**EXERCISE TASK:** Keep only the lines where "time" appears.

☆ ☆ ☆ ☆

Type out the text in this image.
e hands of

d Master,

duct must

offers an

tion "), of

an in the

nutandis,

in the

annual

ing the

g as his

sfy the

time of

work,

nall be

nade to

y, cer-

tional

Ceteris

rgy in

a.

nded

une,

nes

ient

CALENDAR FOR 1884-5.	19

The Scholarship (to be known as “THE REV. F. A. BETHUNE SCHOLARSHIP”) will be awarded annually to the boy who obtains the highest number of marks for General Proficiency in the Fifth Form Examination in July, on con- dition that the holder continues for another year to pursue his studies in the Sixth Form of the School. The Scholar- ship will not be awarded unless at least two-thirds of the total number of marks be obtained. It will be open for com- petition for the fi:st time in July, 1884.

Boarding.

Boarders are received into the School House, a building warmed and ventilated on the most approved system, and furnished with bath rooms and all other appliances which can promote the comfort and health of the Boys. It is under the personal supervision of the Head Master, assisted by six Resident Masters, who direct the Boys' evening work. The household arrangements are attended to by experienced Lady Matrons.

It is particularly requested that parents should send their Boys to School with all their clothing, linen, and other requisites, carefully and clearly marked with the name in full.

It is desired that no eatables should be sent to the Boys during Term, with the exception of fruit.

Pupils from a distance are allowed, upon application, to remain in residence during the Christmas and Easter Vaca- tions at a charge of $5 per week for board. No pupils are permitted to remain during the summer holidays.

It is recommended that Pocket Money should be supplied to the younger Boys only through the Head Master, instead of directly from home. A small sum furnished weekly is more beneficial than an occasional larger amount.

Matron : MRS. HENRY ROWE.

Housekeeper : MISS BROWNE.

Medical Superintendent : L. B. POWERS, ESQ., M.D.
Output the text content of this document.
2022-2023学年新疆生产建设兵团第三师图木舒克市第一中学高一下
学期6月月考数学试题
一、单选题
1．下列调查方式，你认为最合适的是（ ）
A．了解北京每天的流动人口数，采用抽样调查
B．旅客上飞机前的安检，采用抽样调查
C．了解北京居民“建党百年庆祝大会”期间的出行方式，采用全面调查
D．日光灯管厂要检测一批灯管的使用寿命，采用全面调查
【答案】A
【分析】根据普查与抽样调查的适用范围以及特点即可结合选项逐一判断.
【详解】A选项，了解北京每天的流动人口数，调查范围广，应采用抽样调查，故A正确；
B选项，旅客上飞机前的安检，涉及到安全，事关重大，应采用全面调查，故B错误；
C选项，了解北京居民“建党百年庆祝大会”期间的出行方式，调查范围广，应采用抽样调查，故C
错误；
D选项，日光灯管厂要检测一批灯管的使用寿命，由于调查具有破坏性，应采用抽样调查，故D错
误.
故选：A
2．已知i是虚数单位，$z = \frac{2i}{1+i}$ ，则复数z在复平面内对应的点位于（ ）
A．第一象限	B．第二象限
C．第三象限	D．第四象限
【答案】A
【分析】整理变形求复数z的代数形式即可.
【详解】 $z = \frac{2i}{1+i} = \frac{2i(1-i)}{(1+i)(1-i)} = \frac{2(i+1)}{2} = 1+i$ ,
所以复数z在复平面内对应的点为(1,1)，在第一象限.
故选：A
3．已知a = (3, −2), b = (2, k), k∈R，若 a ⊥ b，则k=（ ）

☆ ☆ ☆ ☆

**COMPLETED EXERCISE:**
time of
The Scholarship (to be known as “THE REV. F. A. BETHUNE SCHOLARSHIP”) will be awarded annually to the boy who obtains the highest number of marks for General Proficiency in the Fifth Form Examination in July, on con- dition that the holder continues for another year to pursue his studies in the Sixth Form of the School. The Scholar- ship will not be awarded unless at least two-thirds of the total number of marks be obtained. It will be open for com- petition for the fi:st time in July, 1884.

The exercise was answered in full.